Dataset rows ▸
---
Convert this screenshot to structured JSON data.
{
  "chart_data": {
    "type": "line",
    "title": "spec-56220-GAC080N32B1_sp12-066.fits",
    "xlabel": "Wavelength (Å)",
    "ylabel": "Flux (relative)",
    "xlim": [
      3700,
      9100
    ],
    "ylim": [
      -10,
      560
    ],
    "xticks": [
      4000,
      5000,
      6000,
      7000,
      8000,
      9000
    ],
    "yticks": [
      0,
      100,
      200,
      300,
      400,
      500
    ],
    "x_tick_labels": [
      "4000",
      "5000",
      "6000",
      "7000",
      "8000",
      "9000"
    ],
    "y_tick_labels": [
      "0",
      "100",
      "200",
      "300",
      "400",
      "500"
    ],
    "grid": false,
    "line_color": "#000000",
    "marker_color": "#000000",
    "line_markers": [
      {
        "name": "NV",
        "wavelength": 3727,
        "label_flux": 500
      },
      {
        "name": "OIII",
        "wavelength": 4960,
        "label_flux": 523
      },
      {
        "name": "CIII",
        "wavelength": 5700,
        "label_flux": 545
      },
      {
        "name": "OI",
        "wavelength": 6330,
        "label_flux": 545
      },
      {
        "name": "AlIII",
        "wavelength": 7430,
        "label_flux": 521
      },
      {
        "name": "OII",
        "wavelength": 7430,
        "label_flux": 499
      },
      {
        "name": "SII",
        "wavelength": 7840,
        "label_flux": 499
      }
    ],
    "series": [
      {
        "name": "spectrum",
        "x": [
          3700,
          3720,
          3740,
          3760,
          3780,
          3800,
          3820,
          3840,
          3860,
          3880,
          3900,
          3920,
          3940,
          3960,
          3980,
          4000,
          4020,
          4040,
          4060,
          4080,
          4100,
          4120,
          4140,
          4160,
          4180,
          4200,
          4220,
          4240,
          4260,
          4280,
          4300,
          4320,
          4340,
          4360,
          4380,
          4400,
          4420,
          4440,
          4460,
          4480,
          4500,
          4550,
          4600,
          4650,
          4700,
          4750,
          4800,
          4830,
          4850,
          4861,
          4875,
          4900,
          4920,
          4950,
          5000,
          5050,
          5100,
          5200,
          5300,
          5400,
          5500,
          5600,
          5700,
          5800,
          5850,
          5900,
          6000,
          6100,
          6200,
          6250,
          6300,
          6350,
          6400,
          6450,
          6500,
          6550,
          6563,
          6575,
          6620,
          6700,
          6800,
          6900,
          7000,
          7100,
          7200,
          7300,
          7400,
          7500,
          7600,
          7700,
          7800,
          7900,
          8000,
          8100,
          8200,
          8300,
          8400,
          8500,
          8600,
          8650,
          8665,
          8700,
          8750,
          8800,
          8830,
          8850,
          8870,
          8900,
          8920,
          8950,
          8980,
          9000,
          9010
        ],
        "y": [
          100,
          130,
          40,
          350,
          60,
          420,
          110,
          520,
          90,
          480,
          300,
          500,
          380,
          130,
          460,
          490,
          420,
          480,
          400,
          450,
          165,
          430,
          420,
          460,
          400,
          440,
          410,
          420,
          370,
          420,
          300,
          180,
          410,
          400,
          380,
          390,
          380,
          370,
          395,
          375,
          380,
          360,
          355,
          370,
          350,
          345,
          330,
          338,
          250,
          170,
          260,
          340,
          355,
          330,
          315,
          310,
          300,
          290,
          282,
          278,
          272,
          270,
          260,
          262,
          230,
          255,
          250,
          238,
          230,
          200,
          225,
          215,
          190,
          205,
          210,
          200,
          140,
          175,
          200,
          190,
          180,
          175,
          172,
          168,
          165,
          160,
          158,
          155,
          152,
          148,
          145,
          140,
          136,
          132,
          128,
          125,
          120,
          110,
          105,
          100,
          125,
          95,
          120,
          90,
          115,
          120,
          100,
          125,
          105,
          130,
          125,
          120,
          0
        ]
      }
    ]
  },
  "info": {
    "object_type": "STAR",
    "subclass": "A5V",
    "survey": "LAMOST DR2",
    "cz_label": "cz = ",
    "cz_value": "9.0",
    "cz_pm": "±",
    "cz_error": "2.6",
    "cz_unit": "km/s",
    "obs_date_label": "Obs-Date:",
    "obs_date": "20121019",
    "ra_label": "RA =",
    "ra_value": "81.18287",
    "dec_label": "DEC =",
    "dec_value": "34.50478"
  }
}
---
Stated goal ▸ Using the material above, copy every line in which the string "name" occurs.

Output ▸
        "name": "NV",
        "name": "OIII",
        "name": "CIII",
        "name": "OI",
        "name": "AlIII",
        "name": "OII",
        "name": "SII",
        "name": "spectrum",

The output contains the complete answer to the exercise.